Dataset entries:
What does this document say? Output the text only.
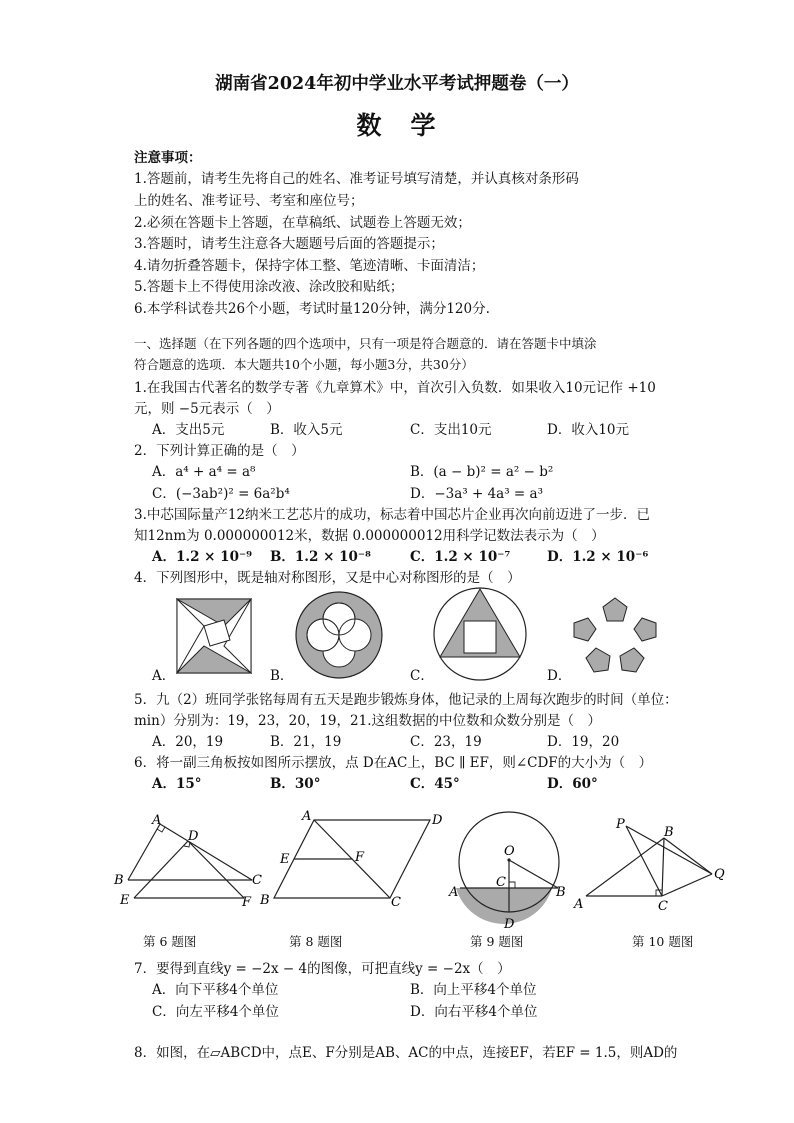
湖南省2024年初中学业水平考试押题卷（一）
数　学
注意事项：
1.答题前，请考生先将自己的姓名、准考证号填写清楚，并认真核对条形码
上的姓名、准考证号、考室和座位号；
2.必须在答题卡上答题，在草稿纸、试题卷上答题无效；
3.答题时，请考生注意各大题题号后面的答题提示；
4.请勿折叠答题卡，保持字体工整、笔迹清晰、卡面清洁；
5.答题卡上不得使用涂改液、涂改胶和贴纸；
6.本学科试卷共26个小题，考试时量120分钟，满分120分.
一、选择题（在下列各题的四个选项中，只有一项是符合题意的．请在答题卡中填涂
符合题意的选项．本大题共10个小题，每小题3分，共30分）
1.在我国古代著名的数学专著《九章算术》中，首次引入负数．如果收入10元记作 +10
元，则 −5元表示（　）
A．支出5元	B．收入5元	C．支出10元	D．收入10元
2．下列计算正确的是（　）
A．a⁴ + a⁴ = a⁸	B．(a − b)² = a² − b²
C．(−3ab²)² = 6a²b⁴	D．−3a³ + 4a³ = a³
3.中芯国际量产12纳米工艺芯片的成功，标志着中国芯片企业再次向前迈进了一步．已
知12nm为 0.000000012米，数据 0.000000012用科学记数法表示为（　）
A．1.2 × 10⁻⁹ B．1.2 × 10⁻⁸	C．1.2 × 10⁻⁷	D．1.2 × 10⁻⁶
4．下列图形中，既是轴对称图形，又是中心对称图形的是（　）
A．	B．	C．	D．
5．九（2）班同学张铭每周有五天是跑步锻炼身体，他记录的上周每次跑步的时间（单位：
min）分别为：19，23，20，19，21.这组数据的中位数和众数分别是（　）
A．20，19	B．21，19	C．23，19	D．19，20
6．将一副三角板按如图所示摆放，点 D在AC上，BC ∥ EF，则∠CDF的大小为（　）
A．15°	B．30°	C．45°	D．60°
A
D
B	C
E	F
A	D
E	F
B	C
O
C
A	B
D
P
B
Q
A	C
第 6 题图	第 8 题图	第 9 题图	第 10 题图
7．要得到直线y = −2x − 4的图像，可把直线y = −2x（　）
A．向下平移4个单位	B．向上平移4个单位
C．向左平移4个单位	D．向右平移4个单位
8．如图，在▱ABCD中，点E、F分别是AB、AC的中点，连接EF，若EF = 1.5，则AD的
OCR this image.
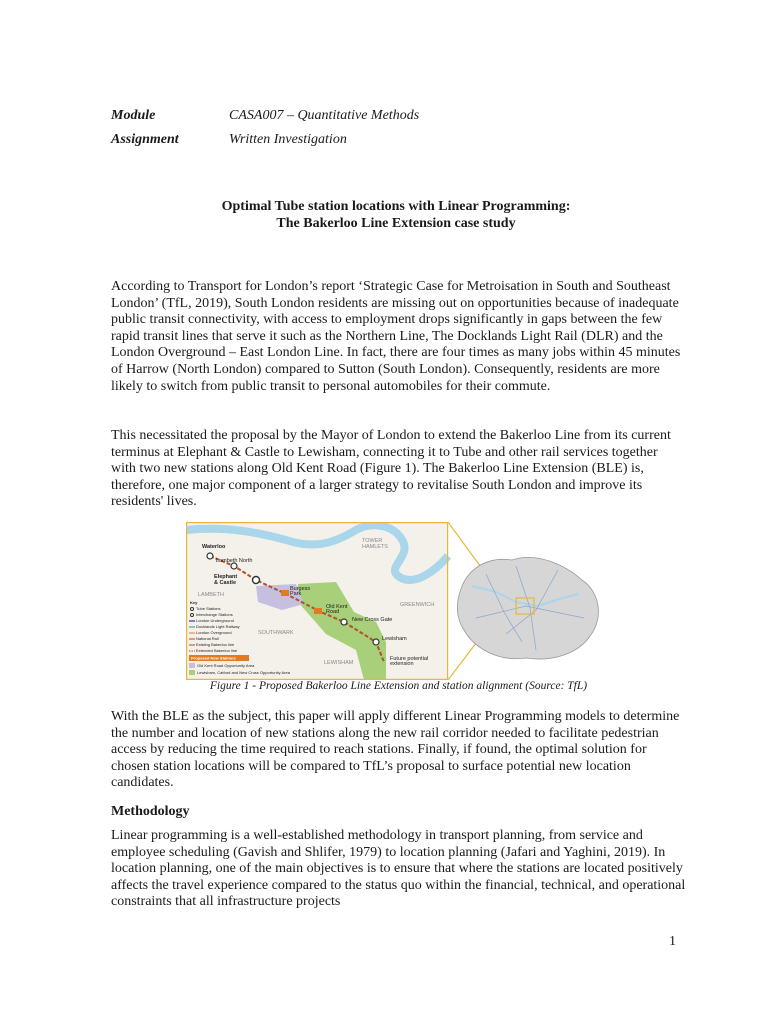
Module	CASA007 – Quantitative Methods
Assignment	Written Investigation
Optimal Tube station locations with Linear Programming:
The Bakerloo Line Extension case study

According to Transport for London’s report ‘Strategic Case for Metroisation in South and Southeast London’ (TfL, 2019), South London residents are missing out on opportunities because of inadequate public transit connectivity, with access to employment drops significantly in gaps between the few rapid transit lines that serve it such as the Northern Line, The Docklands Light Rail (DLR) and the London Overground – East London Line. In fact, there are four times as many jobs within 45 minutes of Harrow (North London) compared to Sutton (South London). Consequently, residents are more likely to switch from public transit to personal automobiles for their commute.

This necessitated the proposal by the Mayor of London to extend the Bakerloo Line from its current terminus at Elephant & Castle to Lewisham, connecting it to Tube and other rail services together with two new stations along Old Kent Road (Figure 1). The Bakerloo Line Extension (BLE) is, therefore, one major component of a larger strategy to revitalise South London and improve its residents' lives.

Waterloo
Lambeth North
Elephant
& Castle
Burgess
Park
Old Kent
Road
New Cross Gate
Lewisham
Future potential
extension
TOWER
HAMLETS
GREENWICH
SOUTHWARK
LEWISHAM
LAMBETH
Key
Tube Stations
Interchange Stations
London Underground
Docklands Light Railway
London Overground
National Rail
Existing Bakerloo line
Extended Bakerloo line
Proposed New Stations
Old Kent Road Opportunity Area
Lewisham, Catford and New Cross Opportunity Area
Figure 1 - Proposed Bakerloo Line Extension and station alignment (Source: TfL)

With the BLE as the subject, this paper will apply different Linear Programming models to determine the number and location of new stations along the new rail corridor needed to facilitate pedestrian access by reducing the time required to reach stations. Finally, if found, the optimal solution for chosen station locations will be compared to TfL’s proposal to surface potential new location candidates.

Methodology

Linear programming is a well-established methodology in transport planning, from service and employee scheduling (Gavish and Shlifer, 1979) to location planning (Jafari and Yaghini, 2019). In location planning, one of the main objectives is to ensure that where the stations are located positively affects the travel experience compared to the status quo within the financial, technical, and operational constraints that all infrastructure projects

1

_The exercise:_ Quote the preceding records in their entirety, excluding every picture.

_Correct answer:_
What does this document say? Output the text only.
湖南省2024年初中学业水平考试押题卷（一）
数　学
注意事项：
1.答题前，请考生先将自己的姓名、准考证号填写清楚，并认真核对条形码
上的姓名、准考证号、考室和座位号；
2.必须在答题卡上答题，在草稿纸、试题卷上答题无效；
3.答题时，请考生注意各大题题号后面的答题提示；
4.请勿折叠答题卡，保持字体工整、笔迹清晰、卡面清洁；
5.答题卡上不得使用涂改液、涂改胶和贴纸；
6.本学科试卷共26个小题，考试时量120分钟，满分120分.
一、选择题（在下列各题的四个选项中，只有一项是符合题意的．请在答题卡中填涂
符合题意的选项．本大题共10个小题，每小题3分，共30分）
1.在我国古代著名的数学专著《九章算术》中，首次引入负数．如果收入10元记作 +10
元，则 −5元表示（　）
A．支出5元	B．收入5元	C．支出10元	D．收入10元
2．下列计算正确的是（　）
A．a⁴ + a⁴ = a⁸	B．(a − b)² = a² − b²
C．(−3ab²)² = 6a²b⁴	D．−3a³ + 4a³ = a³
3.中芯国际量产12纳米工艺芯片的成功，标志着中国芯片企业再次向前迈进了一步．已
知12nm为 0.000000012米，数据 0.000000012用科学记数法表示为（　）
A．1.2 × 10⁻⁹ B．1.2 × 10⁻⁸	C．1.2 × 10⁻⁷	D．1.2 × 10⁻⁶
4．下列图形中，既是轴对称图形，又是中心对称图形的是（　）
A．	B．	C．	D．
5．九（2）班同学张铭每周有五天是跑步锻炼身体，他记录的上周每次跑步的时间（单位：
min）分别为：19，23，20，19，21.这组数据的中位数和众数分别是（　）
A．20，19	B．21，19	C．23，19	D．19，20
6．将一副三角板按如图所示摆放，点 D在AC上，BC ∥ EF，则∠CDF的大小为（　）
A．15°	B．30°	C．45°	D．60°
A
D
B	C
E	F
A	D
E	F
B	C
O
C
A	B
D
P
B
Q
A	C
第 6 题图	第 8 题图	第 9 题图	第 10 题图
7．要得到直线y = −2x − 4的图像，可把直线y = −2x（　）
A．向下平移4个单位	B．向上平移4个单位
C．向左平移4个单位	D．向右平移4个单位
8．如图，在▱ABCD中，点E、F分别是AB、AC的中点，连接EF，若EF = 1.5，则AD的
OCR this image.
Module	CASA007 – Quantitative Methods
Assignment	Written Investigation
Optimal Tube station locations with Linear Programming:
The Bakerloo Line Extension case study

According to Transport for London’s report ‘Strategic Case for Metroisation in South and Southeast London’ (TfL, 2019), South London residents are missing out on opportunities because of inadequate public transit connectivity, with access to employment drops significantly in gaps between the few rapid transit lines that serve it such as the Northern Line, The Docklands Light Rail (DLR) and the London Overground – East London Line. In fact, there are four times as many jobs within 45 minutes of Harrow (North London) compared to Sutton (South London). Consequently, residents are more likely to switch from public transit to personal automobiles for their commute.

This necessitated the proposal by the Mayor of London to extend the Bakerloo Line from its current terminus at Elephant & Castle to Lewisham, connecting it to Tube and other rail services together with two new stations along Old Kent Road (Figure 1). The Bakerloo Line Extension (BLE) is, therefore, one major component of a larger strategy to revitalise South London and improve its residents' lives.

Waterloo
Lambeth North
Elephant
& Castle
Burgess
Park
Old Kent
Road
New Cross Gate
Lewisham
Future potential
extension
TOWER
HAMLETS
GREENWICH
SOUTHWARK
LEWISHAM
LAMBETH
Key
Tube Stations
Interchange Stations
London Underground
Docklands Light Railway
London Overground
National Rail
Existing Bakerloo line
Extended Bakerloo line
Proposed New Stations
Old Kent Road Opportunity Area
Lewisham, Catford and New Cross Opportunity Area
Figure 1 - Proposed Bakerloo Line Extension and station alignment (Source: TfL)

With the BLE as the subject, this paper will apply different Linear Programming models to determine the number and location of new stations along the new rail corridor needed to facilitate pedestrian access by reducing the time required to reach stations. Finally, if found, the optimal solution for chosen station locations will be compared to TfL’s proposal to surface potential new location candidates.

Methodology

Linear programming is a well-established methodology in transport planning, from service and employee scheduling (Gavish and Shlifer, 1979) to location planning (Jafari and Yaghini, 2019). In location planning, one of the main objectives is to ensure that where the stations are located positively affects the travel experience compared to the status quo within the financial, technical, and operational constraints that all infrastructure projects

1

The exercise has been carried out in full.